#### Requirement
Reproduce each line from the records that holds "JSON".

#### Stored data
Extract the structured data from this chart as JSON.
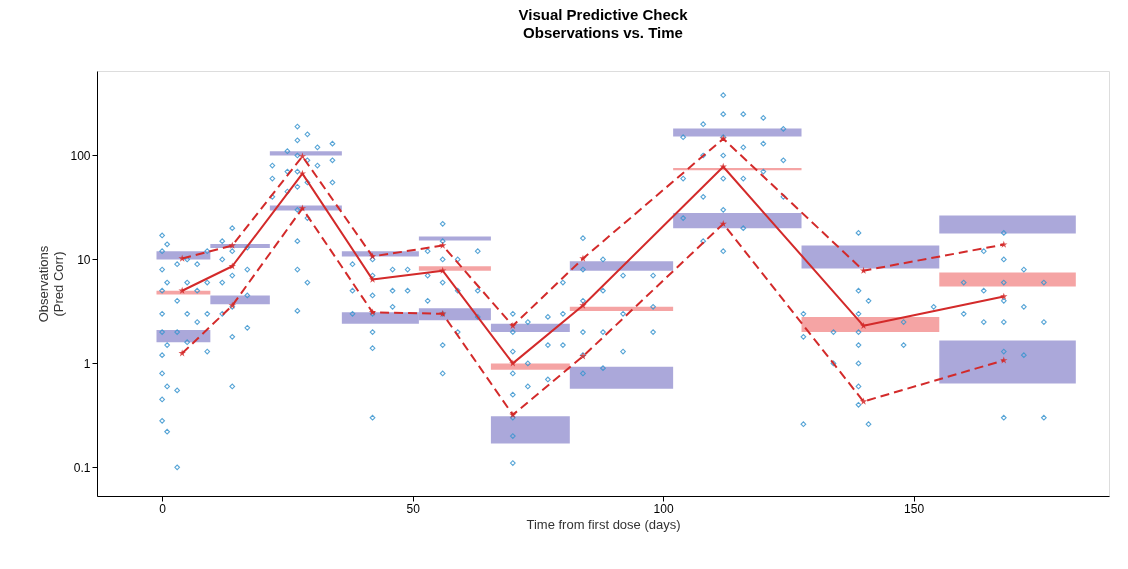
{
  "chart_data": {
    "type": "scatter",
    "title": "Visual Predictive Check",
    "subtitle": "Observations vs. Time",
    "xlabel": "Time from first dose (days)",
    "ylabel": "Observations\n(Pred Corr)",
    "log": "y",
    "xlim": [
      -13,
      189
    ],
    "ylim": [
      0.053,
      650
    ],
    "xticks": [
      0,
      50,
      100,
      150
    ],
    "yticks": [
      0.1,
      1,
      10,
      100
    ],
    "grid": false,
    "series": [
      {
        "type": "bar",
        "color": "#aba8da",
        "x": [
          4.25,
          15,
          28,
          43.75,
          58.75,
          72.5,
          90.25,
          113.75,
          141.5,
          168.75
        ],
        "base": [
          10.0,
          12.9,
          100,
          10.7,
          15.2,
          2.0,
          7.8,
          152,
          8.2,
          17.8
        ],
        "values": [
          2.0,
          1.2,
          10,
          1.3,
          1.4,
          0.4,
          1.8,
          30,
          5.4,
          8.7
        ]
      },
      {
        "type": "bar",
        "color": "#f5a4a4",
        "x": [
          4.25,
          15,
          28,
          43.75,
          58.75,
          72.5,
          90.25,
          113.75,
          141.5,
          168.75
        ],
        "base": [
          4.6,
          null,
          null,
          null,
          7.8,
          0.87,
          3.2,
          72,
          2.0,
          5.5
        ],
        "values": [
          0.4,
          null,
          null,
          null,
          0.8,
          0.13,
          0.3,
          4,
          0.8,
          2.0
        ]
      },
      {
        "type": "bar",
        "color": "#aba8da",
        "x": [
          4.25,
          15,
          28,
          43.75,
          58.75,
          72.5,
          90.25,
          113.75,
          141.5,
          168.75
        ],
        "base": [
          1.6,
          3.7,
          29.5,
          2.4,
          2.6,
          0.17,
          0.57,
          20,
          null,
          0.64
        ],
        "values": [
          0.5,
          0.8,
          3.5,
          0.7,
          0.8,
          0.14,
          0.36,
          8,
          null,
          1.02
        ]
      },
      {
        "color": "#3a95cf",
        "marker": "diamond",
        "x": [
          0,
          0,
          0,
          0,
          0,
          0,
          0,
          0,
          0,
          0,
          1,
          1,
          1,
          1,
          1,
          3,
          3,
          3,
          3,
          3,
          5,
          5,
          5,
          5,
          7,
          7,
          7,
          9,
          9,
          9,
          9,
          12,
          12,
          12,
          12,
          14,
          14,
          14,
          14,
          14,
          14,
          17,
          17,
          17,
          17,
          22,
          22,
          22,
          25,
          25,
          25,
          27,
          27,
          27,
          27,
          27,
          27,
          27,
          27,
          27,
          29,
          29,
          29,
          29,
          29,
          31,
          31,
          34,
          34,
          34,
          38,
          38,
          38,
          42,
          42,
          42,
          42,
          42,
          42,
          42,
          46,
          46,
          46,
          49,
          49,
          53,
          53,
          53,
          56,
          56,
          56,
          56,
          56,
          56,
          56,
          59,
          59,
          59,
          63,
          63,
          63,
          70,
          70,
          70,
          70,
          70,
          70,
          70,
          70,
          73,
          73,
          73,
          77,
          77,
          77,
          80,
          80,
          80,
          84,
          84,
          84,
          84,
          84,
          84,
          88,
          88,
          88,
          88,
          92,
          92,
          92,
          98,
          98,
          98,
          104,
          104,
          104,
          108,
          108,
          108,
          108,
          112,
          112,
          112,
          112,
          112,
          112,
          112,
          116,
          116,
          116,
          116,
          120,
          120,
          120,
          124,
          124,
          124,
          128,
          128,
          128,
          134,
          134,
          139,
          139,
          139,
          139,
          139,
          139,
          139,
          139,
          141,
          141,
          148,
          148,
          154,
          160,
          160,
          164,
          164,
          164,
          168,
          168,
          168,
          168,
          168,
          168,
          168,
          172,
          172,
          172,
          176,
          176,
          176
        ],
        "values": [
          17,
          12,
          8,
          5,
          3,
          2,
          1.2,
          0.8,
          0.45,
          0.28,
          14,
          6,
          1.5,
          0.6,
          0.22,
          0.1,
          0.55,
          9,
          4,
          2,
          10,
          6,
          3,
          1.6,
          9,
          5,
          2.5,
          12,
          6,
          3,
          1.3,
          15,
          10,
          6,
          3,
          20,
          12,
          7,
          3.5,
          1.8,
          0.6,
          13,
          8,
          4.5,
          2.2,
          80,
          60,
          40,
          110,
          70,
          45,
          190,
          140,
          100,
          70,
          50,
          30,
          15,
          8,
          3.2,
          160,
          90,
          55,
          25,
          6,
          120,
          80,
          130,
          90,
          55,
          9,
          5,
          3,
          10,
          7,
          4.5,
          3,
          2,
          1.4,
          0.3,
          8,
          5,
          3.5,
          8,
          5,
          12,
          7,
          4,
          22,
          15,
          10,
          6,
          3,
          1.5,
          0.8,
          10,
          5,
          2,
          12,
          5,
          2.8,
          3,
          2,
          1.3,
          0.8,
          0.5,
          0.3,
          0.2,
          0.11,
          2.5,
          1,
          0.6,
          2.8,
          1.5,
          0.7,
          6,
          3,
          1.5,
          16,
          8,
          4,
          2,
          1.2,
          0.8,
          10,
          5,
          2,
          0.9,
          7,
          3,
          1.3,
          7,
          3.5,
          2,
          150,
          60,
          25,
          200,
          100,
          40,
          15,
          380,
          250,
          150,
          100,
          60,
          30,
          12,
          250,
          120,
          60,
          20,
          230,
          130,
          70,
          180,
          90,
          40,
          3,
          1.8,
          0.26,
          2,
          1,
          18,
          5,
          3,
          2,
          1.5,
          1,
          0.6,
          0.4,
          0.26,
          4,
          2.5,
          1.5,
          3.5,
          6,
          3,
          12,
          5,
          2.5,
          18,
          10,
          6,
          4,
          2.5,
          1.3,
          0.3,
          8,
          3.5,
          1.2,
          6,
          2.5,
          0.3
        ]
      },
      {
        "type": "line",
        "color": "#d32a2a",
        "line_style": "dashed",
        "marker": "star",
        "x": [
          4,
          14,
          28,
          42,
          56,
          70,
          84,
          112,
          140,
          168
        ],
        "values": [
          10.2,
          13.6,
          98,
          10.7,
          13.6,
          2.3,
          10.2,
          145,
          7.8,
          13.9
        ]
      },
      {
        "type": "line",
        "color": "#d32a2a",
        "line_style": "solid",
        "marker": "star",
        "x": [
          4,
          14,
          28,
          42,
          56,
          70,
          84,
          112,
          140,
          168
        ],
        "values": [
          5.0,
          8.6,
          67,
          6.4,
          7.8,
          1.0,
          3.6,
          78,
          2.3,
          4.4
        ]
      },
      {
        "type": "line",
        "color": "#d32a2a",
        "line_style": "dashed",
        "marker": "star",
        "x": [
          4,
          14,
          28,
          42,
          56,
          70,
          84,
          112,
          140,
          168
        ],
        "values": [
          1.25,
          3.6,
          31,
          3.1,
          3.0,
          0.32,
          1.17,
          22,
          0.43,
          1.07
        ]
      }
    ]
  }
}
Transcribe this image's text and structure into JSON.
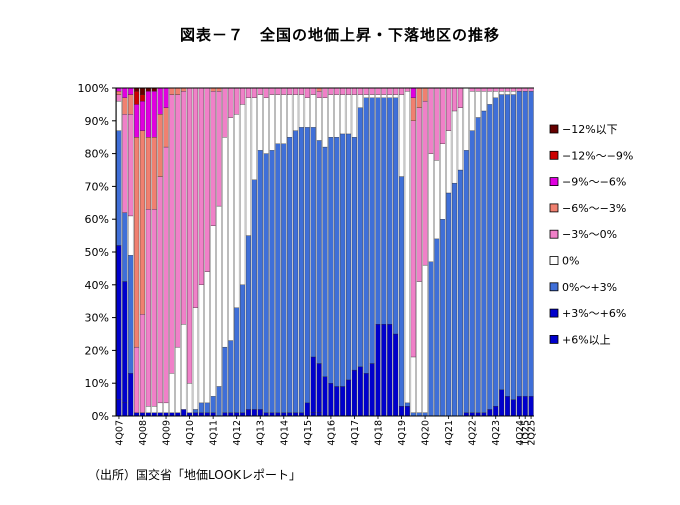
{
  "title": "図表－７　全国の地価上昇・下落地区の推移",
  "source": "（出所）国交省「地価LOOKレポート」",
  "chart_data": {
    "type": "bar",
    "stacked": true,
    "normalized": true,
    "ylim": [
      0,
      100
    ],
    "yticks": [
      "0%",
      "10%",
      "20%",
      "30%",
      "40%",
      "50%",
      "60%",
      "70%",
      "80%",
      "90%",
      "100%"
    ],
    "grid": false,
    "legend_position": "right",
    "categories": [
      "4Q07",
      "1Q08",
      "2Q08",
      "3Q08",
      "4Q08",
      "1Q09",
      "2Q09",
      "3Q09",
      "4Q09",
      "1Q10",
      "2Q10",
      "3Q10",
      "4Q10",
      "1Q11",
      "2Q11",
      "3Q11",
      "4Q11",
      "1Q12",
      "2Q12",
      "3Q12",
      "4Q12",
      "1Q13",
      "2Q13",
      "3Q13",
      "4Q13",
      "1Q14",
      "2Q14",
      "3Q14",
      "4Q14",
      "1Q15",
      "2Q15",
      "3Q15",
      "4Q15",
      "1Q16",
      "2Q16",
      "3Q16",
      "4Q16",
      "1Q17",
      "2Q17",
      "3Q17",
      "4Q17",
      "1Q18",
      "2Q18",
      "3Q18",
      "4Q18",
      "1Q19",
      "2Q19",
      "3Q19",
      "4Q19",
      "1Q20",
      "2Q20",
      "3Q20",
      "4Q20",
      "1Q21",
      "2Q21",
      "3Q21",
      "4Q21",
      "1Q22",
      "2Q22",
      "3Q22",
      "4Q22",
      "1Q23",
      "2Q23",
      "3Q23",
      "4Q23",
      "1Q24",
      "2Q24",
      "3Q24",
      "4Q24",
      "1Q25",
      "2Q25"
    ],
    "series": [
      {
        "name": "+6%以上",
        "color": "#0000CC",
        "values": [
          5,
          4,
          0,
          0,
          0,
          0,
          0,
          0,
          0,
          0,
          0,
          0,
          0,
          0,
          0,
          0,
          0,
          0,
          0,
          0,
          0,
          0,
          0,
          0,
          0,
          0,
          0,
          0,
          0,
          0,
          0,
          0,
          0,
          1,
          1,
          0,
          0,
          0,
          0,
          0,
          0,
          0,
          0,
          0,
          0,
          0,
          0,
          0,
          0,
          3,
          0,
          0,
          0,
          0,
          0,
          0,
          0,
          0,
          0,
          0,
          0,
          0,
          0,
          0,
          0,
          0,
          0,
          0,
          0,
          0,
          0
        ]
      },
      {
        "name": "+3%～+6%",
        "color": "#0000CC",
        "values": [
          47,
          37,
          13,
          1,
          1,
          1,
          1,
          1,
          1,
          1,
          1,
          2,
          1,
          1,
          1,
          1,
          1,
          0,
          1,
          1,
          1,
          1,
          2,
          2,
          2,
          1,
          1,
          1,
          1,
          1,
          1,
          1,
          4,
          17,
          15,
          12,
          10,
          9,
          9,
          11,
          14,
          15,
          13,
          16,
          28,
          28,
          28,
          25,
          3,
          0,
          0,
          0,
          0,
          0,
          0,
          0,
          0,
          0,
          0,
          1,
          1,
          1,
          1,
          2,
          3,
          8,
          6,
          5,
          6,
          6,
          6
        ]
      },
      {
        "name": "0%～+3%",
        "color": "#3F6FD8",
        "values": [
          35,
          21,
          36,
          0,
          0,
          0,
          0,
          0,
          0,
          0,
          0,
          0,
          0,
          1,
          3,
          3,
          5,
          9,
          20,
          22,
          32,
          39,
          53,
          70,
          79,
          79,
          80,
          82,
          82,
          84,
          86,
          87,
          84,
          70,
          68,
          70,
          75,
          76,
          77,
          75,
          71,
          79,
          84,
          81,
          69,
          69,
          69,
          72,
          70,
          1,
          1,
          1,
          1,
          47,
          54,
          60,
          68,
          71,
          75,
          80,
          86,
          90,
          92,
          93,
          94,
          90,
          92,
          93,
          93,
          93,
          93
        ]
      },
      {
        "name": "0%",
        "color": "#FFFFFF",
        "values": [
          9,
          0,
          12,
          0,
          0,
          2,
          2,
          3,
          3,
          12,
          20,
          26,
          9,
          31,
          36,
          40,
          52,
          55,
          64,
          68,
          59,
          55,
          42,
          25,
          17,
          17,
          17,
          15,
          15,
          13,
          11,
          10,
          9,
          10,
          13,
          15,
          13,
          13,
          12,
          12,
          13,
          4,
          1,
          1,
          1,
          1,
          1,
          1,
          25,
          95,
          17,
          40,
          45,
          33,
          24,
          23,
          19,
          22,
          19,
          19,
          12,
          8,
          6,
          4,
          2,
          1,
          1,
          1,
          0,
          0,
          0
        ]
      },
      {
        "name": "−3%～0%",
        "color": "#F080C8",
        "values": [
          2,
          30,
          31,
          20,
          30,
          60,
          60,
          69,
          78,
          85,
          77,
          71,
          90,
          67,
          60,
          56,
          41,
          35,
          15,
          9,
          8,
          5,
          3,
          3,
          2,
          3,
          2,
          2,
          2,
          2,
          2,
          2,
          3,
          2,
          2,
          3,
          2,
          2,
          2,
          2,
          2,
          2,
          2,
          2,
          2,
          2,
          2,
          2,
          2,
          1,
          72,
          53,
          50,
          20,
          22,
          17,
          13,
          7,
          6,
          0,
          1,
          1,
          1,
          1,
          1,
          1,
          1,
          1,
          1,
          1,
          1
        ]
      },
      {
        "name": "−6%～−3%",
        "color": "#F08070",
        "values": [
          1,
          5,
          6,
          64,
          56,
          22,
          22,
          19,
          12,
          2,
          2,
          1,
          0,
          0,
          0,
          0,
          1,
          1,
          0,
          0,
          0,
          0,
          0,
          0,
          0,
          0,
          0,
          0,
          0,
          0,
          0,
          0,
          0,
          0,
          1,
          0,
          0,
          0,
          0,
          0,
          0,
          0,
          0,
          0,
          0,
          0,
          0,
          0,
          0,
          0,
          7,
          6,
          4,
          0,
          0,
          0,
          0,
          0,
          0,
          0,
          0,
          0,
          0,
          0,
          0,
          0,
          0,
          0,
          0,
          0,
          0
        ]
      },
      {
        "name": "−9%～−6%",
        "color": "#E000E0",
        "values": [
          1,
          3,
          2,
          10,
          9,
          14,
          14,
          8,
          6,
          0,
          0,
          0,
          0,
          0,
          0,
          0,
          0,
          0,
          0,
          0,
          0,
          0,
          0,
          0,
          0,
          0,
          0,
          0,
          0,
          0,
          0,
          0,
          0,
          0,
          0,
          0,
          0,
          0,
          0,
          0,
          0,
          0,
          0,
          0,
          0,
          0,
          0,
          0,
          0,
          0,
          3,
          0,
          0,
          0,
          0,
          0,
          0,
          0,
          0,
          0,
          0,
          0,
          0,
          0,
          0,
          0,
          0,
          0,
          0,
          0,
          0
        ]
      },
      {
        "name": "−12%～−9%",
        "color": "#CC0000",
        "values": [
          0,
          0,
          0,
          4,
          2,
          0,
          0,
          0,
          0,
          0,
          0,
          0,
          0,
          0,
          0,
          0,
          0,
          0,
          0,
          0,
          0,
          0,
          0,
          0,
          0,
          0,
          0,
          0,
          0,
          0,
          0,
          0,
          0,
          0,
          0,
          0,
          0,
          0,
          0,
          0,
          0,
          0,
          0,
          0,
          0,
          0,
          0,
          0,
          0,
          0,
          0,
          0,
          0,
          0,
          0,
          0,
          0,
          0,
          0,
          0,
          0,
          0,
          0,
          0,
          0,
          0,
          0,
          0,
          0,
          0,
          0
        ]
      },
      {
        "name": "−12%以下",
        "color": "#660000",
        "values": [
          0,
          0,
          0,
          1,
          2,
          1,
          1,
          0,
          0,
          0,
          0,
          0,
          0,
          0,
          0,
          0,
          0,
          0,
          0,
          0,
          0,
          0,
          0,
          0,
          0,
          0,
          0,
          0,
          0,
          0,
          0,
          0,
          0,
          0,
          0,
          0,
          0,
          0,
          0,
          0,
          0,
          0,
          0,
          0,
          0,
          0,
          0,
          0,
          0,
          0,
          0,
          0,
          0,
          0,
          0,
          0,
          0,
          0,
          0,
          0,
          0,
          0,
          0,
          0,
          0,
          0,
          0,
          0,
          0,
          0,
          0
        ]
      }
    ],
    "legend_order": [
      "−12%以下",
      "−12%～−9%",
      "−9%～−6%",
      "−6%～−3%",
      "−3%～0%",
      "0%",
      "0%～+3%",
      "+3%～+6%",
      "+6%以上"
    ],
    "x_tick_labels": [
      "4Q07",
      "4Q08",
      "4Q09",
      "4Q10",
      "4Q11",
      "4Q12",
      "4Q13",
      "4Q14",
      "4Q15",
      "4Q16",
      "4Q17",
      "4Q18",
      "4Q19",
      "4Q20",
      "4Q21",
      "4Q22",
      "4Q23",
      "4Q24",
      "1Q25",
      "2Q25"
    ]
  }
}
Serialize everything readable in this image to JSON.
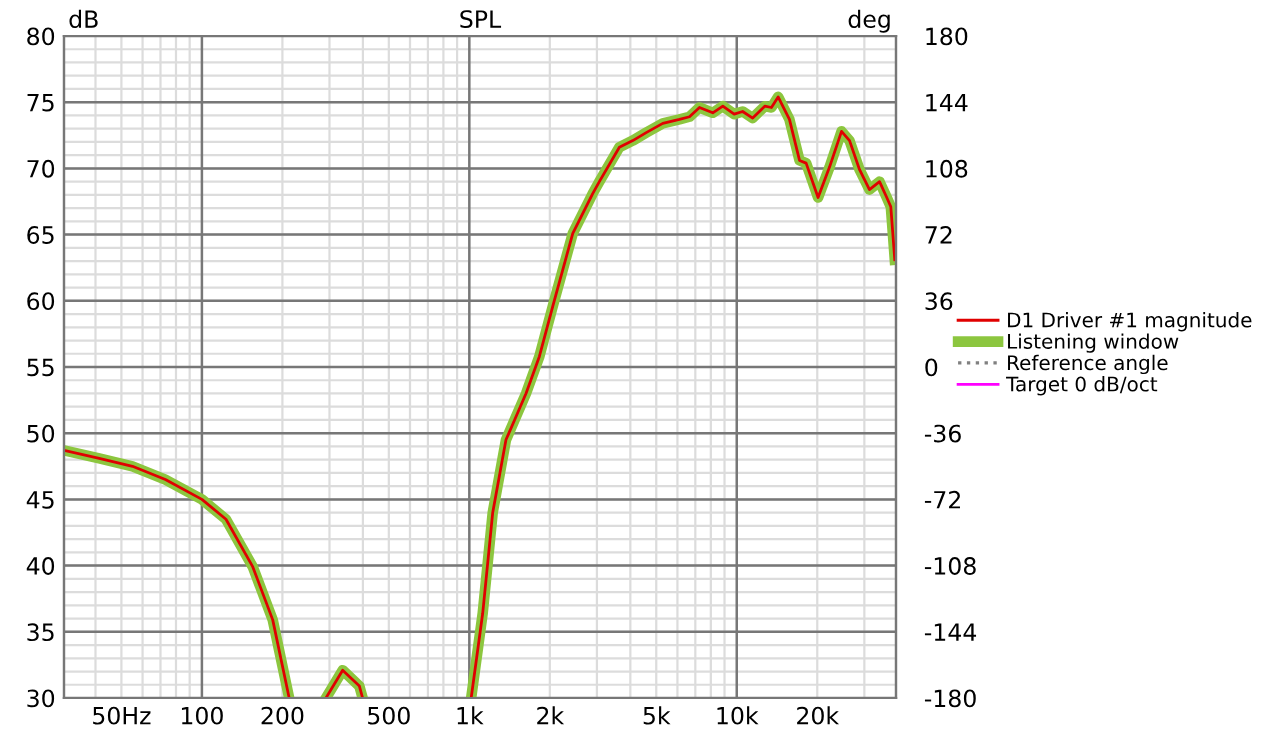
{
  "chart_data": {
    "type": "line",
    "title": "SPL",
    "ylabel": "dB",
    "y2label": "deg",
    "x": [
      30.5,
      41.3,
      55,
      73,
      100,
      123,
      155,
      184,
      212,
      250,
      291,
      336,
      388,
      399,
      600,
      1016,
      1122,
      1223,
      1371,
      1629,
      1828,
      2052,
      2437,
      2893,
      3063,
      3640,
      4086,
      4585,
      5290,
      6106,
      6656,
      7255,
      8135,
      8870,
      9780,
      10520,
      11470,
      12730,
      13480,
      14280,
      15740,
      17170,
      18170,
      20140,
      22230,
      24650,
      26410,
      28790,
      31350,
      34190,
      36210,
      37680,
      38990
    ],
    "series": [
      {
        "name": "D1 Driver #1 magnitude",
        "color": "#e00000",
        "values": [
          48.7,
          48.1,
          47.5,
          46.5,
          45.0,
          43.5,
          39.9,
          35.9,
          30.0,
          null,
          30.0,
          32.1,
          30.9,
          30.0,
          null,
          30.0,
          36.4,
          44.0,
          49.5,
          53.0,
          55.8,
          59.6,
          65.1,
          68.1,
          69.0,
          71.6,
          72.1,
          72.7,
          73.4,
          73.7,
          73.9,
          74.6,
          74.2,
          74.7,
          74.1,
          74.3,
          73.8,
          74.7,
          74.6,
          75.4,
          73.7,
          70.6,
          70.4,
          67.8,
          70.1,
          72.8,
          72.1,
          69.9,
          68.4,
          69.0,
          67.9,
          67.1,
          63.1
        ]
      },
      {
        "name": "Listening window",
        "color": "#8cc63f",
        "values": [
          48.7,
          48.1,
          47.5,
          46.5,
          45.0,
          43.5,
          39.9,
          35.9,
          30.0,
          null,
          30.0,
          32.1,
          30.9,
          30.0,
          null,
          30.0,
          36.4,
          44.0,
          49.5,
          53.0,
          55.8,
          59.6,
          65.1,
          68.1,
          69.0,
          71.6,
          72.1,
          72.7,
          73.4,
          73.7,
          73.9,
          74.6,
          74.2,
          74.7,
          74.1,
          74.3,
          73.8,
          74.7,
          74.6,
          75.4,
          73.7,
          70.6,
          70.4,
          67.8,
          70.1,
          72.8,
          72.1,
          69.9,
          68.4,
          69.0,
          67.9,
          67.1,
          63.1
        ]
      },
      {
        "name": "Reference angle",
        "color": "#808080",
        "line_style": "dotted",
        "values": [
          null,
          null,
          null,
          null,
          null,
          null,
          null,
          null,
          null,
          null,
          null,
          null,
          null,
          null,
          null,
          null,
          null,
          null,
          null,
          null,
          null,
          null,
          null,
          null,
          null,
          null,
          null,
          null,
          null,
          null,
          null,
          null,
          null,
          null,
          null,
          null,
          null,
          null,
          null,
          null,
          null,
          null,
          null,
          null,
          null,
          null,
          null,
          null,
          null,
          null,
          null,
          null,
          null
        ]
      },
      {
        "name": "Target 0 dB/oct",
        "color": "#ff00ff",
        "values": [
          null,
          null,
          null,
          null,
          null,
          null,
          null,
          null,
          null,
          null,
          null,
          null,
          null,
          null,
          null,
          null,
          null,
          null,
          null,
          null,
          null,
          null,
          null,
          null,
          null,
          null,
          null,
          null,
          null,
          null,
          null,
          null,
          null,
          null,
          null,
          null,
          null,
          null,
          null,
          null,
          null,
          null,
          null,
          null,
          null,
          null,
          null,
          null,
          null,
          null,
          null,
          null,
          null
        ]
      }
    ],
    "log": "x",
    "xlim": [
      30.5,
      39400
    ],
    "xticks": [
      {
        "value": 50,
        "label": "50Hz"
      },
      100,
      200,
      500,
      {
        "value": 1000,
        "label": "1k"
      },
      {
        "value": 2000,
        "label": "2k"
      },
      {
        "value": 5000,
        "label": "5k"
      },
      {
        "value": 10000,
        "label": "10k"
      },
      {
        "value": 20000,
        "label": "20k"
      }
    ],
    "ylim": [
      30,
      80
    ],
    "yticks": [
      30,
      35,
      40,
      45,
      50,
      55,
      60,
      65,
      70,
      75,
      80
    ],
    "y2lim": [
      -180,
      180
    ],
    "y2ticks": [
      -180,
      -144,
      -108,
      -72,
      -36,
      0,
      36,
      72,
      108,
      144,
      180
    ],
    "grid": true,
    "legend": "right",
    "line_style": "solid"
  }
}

#### Output of the task
Extract the structured data from this chart as JSON.
Transcribe this image's text and structure into JSON.
Serialize everything readable in this image to JSON.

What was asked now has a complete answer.